- GIVEN PROBLEM: Please reproduce every record, keeping each one exactly as written.

------ DATA PROVIDED ------

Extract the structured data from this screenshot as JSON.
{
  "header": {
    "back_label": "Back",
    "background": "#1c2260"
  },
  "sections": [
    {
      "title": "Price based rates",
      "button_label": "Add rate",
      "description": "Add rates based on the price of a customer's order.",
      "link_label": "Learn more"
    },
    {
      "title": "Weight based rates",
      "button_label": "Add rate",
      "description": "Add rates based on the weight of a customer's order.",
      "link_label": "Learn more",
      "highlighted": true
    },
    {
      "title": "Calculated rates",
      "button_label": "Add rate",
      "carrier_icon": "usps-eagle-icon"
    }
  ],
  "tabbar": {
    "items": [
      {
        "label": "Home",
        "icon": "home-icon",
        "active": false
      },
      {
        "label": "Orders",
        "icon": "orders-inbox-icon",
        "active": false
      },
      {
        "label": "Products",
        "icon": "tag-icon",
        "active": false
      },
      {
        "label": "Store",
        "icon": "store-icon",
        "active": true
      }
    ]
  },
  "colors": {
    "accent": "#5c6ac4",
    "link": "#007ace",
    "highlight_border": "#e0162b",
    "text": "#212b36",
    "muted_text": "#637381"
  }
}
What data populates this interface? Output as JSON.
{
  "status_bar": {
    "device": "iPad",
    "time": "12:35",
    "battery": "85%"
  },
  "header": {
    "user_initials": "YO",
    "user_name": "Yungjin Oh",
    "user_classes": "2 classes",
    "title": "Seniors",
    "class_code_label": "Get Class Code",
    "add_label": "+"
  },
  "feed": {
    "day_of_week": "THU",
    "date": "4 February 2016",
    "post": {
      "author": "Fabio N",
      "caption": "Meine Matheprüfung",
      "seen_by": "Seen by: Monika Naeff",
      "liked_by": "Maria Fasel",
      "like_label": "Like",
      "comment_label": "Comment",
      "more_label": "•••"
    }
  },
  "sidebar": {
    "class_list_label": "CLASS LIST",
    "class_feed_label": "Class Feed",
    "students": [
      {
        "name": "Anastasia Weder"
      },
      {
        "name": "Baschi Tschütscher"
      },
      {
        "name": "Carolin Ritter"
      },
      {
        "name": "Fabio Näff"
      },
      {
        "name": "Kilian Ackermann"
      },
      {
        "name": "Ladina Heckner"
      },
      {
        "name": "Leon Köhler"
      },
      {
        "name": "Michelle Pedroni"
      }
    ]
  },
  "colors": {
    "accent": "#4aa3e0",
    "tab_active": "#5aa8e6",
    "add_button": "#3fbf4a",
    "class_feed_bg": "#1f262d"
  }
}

------

- RESULT FOR THIS TASK:
Extract the structured data from this screenshot as JSON.
{
  "header": {
    "back_label": "Back",
    "background": "#1c2260"
  },
  "sections": [
    {
      "title": "Price based rates",
      "button_label": "Add rate",
      "description": "Add rates based on the price of a customer's order.",
      "link_label": "Learn more"
    },
    {
      "title": "Weight based rates",
      "button_label": "Add rate",
      "description": "Add rates based on the weight of a customer's order.",
      "link_label": "Learn more",
      "highlighted": true
    },
    {
      "title": "Calculated rates",
      "button_label": "Add rate",
      "carrier_icon": "usps-eagle-icon"
    }
  ],
  "tabbar": {
    "items": [
      {
        "label": "Home",
        "icon": "home-icon",
        "active": false
      },
      {
        "label": "Orders",
        "icon": "orders-inbox-icon",
        "active": false
      },
      {
        "label": "Products",
        "icon": "tag-icon",
        "active": false
      },
      {
        "label": "Store",
        "icon": "store-icon",
        "active": true
      }
    ]
  },
  "colors": {
    "accent": "#5c6ac4",
    "link": "#007ace",
    "highlight_border": "#e0162b",
    "text": "#212b36",
    "muted_text": "#637381"
  }
}
What data populates this interface? Output as JSON.
{
  "status_bar": {
    "device": "iPad",
    "time": "12:35",
    "battery": "85%"
  },
  "header": {
    "user_initials": "YO",
    "user_name": "Yungjin Oh",
    "user_classes": "2 classes",
    "title": "Seniors",
    "class_code_label": "Get Class Code",
    "add_label": "+"
  },
  "feed": {
    "day_of_week": "THU",
    "date": "4 February 2016",
    "post": {
      "author": "Fabio N",
      "caption": "Meine Matheprüfung",
      "seen_by": "Seen by: Monika Naeff",
      "liked_by": "Maria Fasel",
      "like_label": "Like",
      "comment_label": "Comment",
      "more_label": "•••"
    }
  },
  "sidebar": {
    "class_list_label": "CLASS LIST",
    "class_feed_label": "Class Feed",
    "students": [
      {
        "name": "Anastasia Weder"
      },
      {
        "name": "Baschi Tschütscher"
      },
      {
        "name": "Carolin Ritter"
      },
      {
        "name": "Fabio Näff"
      },
      {
        "name": "Kilian Ackermann"
      },
      {
        "name": "Ladina Heckner"
      },
      {
        "name": "Leon Köhler"
      },
      {
        "name": "Michelle Pedroni"
      }
    ]
  },
  "colors": {
    "accent": "#4aa3e0",
    "tab_active": "#5aa8e6",
    "add_button": "#3fbf4a",
    "class_feed_bg": "#1f262d"
  }
}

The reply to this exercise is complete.